## Given request
Every entry must be given again exactly.

## Recorded data
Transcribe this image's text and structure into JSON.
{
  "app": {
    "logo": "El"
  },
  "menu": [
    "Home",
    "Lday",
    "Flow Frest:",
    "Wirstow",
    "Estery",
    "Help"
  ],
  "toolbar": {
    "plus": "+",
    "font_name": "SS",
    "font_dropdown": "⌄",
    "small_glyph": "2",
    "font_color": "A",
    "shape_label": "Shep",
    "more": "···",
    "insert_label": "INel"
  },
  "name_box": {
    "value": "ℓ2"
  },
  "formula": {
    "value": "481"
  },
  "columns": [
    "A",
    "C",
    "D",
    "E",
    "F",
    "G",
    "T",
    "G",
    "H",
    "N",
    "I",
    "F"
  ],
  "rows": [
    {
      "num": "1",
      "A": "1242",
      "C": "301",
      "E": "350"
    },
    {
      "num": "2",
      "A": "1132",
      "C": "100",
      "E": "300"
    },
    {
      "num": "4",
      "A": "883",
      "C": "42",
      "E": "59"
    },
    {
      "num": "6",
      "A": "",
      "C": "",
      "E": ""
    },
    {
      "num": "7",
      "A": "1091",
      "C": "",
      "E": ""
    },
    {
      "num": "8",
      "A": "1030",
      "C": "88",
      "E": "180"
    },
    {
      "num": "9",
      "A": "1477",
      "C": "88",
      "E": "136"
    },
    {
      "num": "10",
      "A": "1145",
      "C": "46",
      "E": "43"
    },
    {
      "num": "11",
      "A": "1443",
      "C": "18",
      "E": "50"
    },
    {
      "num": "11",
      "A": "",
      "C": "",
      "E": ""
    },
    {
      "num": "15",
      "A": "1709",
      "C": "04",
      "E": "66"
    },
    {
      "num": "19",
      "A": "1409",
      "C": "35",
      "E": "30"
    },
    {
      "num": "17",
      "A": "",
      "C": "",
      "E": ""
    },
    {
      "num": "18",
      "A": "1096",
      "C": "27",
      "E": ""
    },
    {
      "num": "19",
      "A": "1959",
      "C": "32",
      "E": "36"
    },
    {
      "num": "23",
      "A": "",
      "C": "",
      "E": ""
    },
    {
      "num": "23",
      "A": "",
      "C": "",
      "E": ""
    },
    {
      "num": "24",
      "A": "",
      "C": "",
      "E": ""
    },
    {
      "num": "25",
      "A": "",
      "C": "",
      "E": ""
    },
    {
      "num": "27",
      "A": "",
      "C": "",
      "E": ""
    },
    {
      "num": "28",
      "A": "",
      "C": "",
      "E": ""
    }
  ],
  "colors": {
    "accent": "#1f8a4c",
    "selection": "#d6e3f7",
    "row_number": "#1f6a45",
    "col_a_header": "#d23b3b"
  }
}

## Reply to the task
Transcribe this image's text and structure into JSON.
{
  "app": {
    "logo": "El"
  },
  "menu": [
    "Home",
    "Lday",
    "Flow Frest:",
    "Wirstow",
    "Estery",
    "Help"
  ],
  "toolbar": {
    "plus": "+",
    "font_name": "SS",
    "font_dropdown": "⌄",
    "small_glyph": "2",
    "font_color": "A",
    "shape_label": "Shep",
    "more": "···",
    "insert_label": "INel"
  },
  "name_box": {
    "value": "ℓ2"
  },
  "formula": {
    "value": "481"
  },
  "columns": [
    "A",
    "C",
    "D",
    "E",
    "F",
    "G",
    "T",
    "G",
    "H",
    "N",
    "I",
    "F"
  ],
  "rows": [
    {
      "num": "1",
      "A": "1242",
      "C": "301",
      "E": "350"
    },
    {
      "num": "2",
      "A": "1132",
      "C": "100",
      "E": "300"
    },
    {
      "num": "4",
      "A": "883",
      "C": "42",
      "E": "59"
    },
    {
      "num": "6",
      "A": "",
      "C": "",
      "E": ""
    },
    {
      "num": "7",
      "A": "1091",
      "C": "",
      "E": ""
    },
    {
      "num": "8",
      "A": "1030",
      "C": "88",
      "E": "180"
    },
    {
      "num": "9",
      "A": "1477",
      "C": "88",
      "E": "136"
    },
    {
      "num": "10",
      "A": "1145",
      "C": "46",
      "E": "43"
    },
    {
      "num": "11",
      "A": "1443",
      "C": "18",
      "E": "50"
    },
    {
      "num": "11",
      "A": "",
      "C": "",
      "E": ""
    },
    {
      "num": "15",
      "A": "1709",
      "C": "04",
      "E": "66"
    },
    {
      "num": "19",
      "A": "1409",
      "C": "35",
      "E": "30"
    },
    {
      "num": "17",
      "A": "",
      "C": "",
      "E": ""
    },
    {
      "num": "18",
      "A": "1096",
      "C": "27",
      "E": ""
    },
    {
      "num": "19",
      "A": "1959",
      "C": "32",
      "E": "36"
    },
    {
      "num": "23",
      "A": "",
      "C": "",
      "E": ""
    },
    {
      "num": "23",
      "A": "",
      "C": "",
      "E": ""
    },
    {
      "num": "24",
      "A": "",
      "C": "",
      "E": ""
    },
    {
      "num": "25",
      "A": "",
      "C": "",
      "E": ""
    },
    {
      "num": "27",
      "A": "",
      "C": "",
      "E": ""
    },
    {
      "num": "28",
      "A": "",
      "C": "",
      "E": ""
    }
  ],
  "colors": {
    "accent": "#1f8a4c",
    "selection": "#d6e3f7",
    "row_number": "#1f6a45",
    "col_a_header": "#d23b3b"
  }
}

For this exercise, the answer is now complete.